WRITTEN EXERCISE:
Print every entry word for word, but omit the pictures.

RECORDS FOR THE TASK:

=-=-=-=-=

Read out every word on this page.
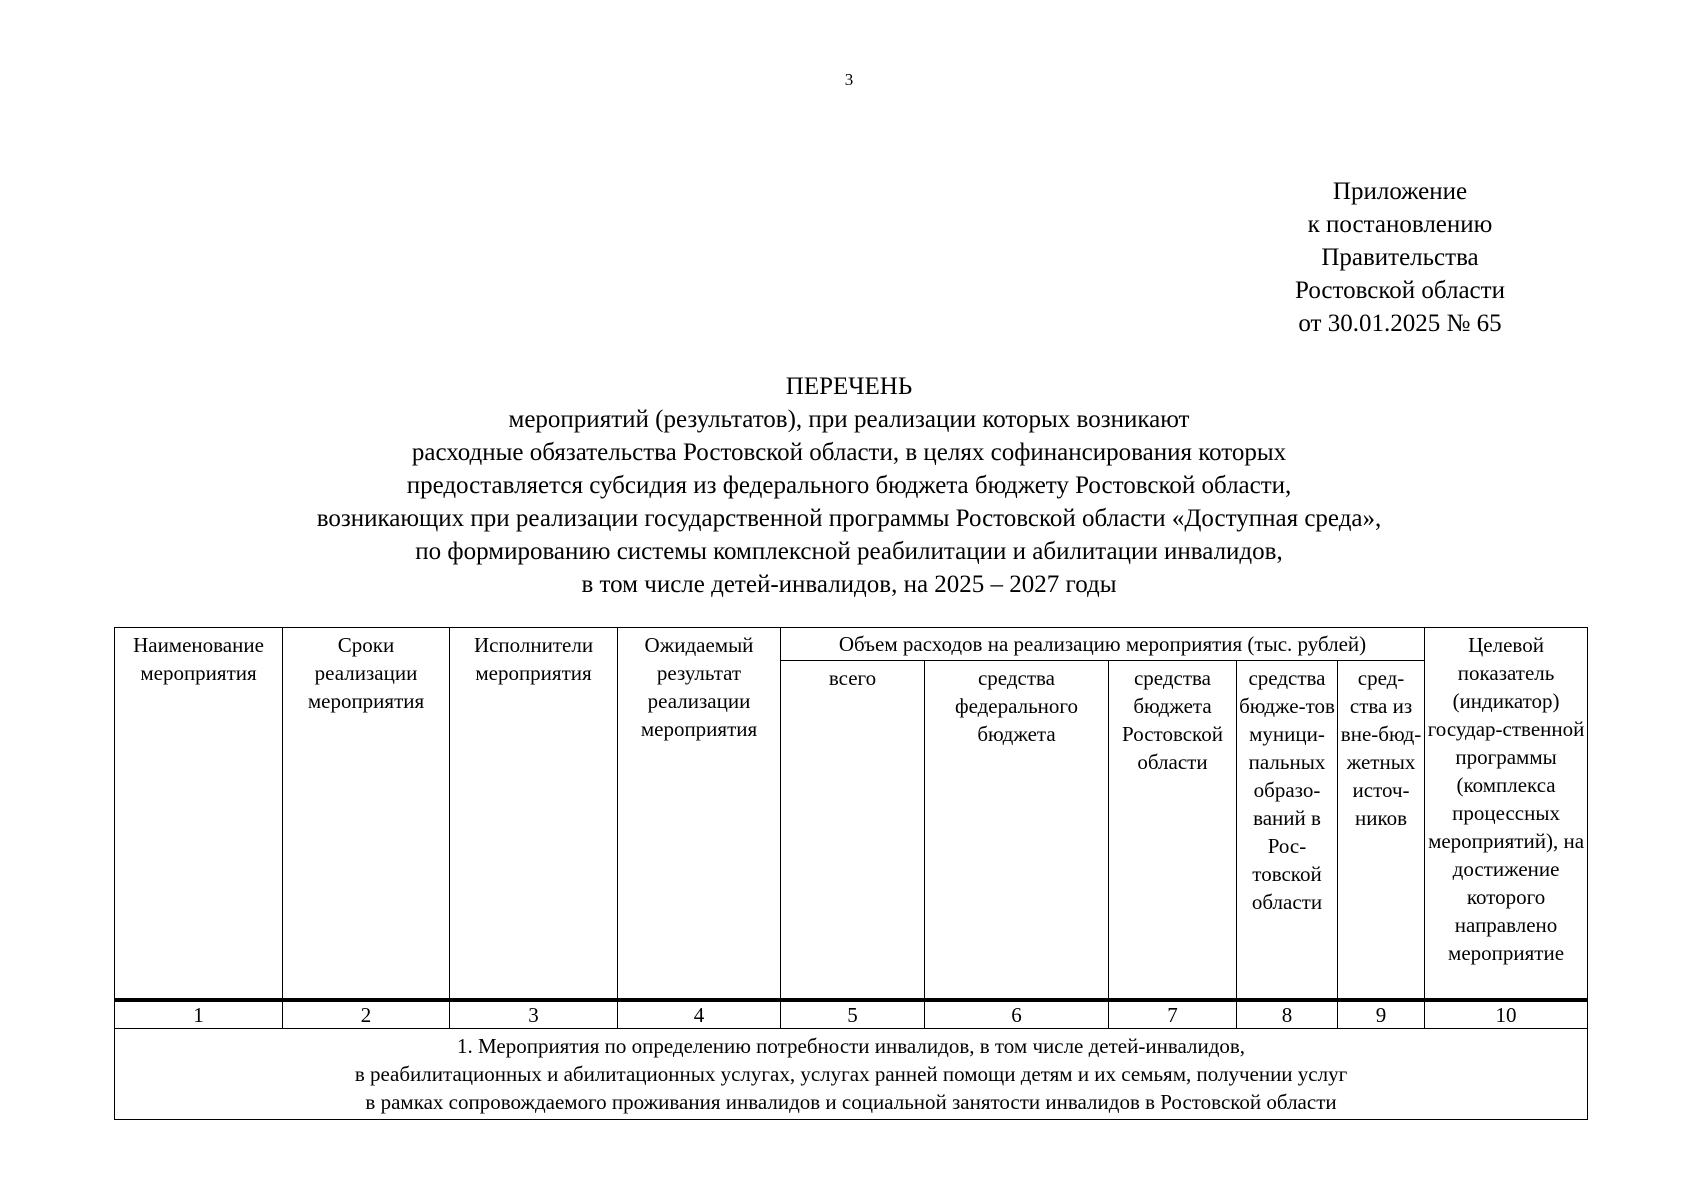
3
Приложение
к постановлению
Правительства
Ростовской области
от 30.01.2025 № 65
ПЕРЕЧЕНЬ
мероприятий (результатов), при реализации которых возникают
расходные обязательства Ростовской области, в целях софинансирования которых
предоставляется субсидия из федерального бюджета бюджету Ростовской области,
возникающих при реализации государственной программы Ростовской области «Доступная среда»,
по формированию системы комплексной реабилитации и абилитации инвалидов,
в том числе детей-инвалидов, на 2025 – 2027 годы
Наименование мероприятия	Сроки реализации мероприятия	Исполнители мероприятия	Ожидаемый результат реализации мероприятия	Объем расходов на реализацию мероприятия (тыс. рублей)					Целевой показатель (индикатор) государ-ственной программы (комплекса процессных мероприятий), на достижение которого направлено мероприятие
				всего	средства федерального бюджета	средства бюджета Ростовской области	средства бюдже-тов муници-пальных образо-ваний в Рос-товской области	сред-ства из вне-бюд-жетных источ-ников	
1	2	3	4	5	6	7	8	9	10

1. Мероприятия по определению потребности инвалидов, в том числе детей-инвалидов,
в реабилитационных и абилитационных услугах, услугах ранней помощи детям и их семьям, получении услуг
в рамках сопровождаемого проживания инвалидов и социальной занятости инвалидов в Ростовской области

=-=-=-=-=

ANSWER TO THIS EXERCISE:
Read out every word on this page.
3
Приложение
к постановлению
Правительства
Ростовской области
от 30.01.2025 № 65
ПЕРЕЧЕНЬ
мероприятий (результатов), при реализации которых возникают
расходные обязательства Ростовской области, в целях софинансирования которых
предоставляется субсидия из федерального бюджета бюджету Ростовской области,
возникающих при реализации государственной программы Ростовской области «Доступная среда»,
по формированию системы комплексной реабилитации и абилитации инвалидов,
в том числе детей-инвалидов, на 2025 – 2027 годы
Наименование мероприятия	Сроки реализации мероприятия	Исполнители мероприятия	Ожидаемый результат реализации мероприятия	Объем расходов на реализацию мероприятия (тыс. рублей)					Целевой показатель (индикатор) государ-ственной программы (комплекса процессных мероприятий), на достижение которого направлено мероприятие
				всего	средства федерального бюджета	средства бюджета Ростовской области	средства бюдже-тов муници-пальных образо-ваний в Рос-товской области	сред-ства из вне-бюд-жетных источ-ников	
1	2	3	4	5	6	7	8	9	10

1. Мероприятия по определению потребности инвалидов, в том числе детей-инвалидов,
в реабилитационных и абилитационных услугах, услугах ранней помощи детям и их семьям, получении услуг
в рамках сопровождаемого проживания инвалидов и социальной занятости инвалидов в Ростовской области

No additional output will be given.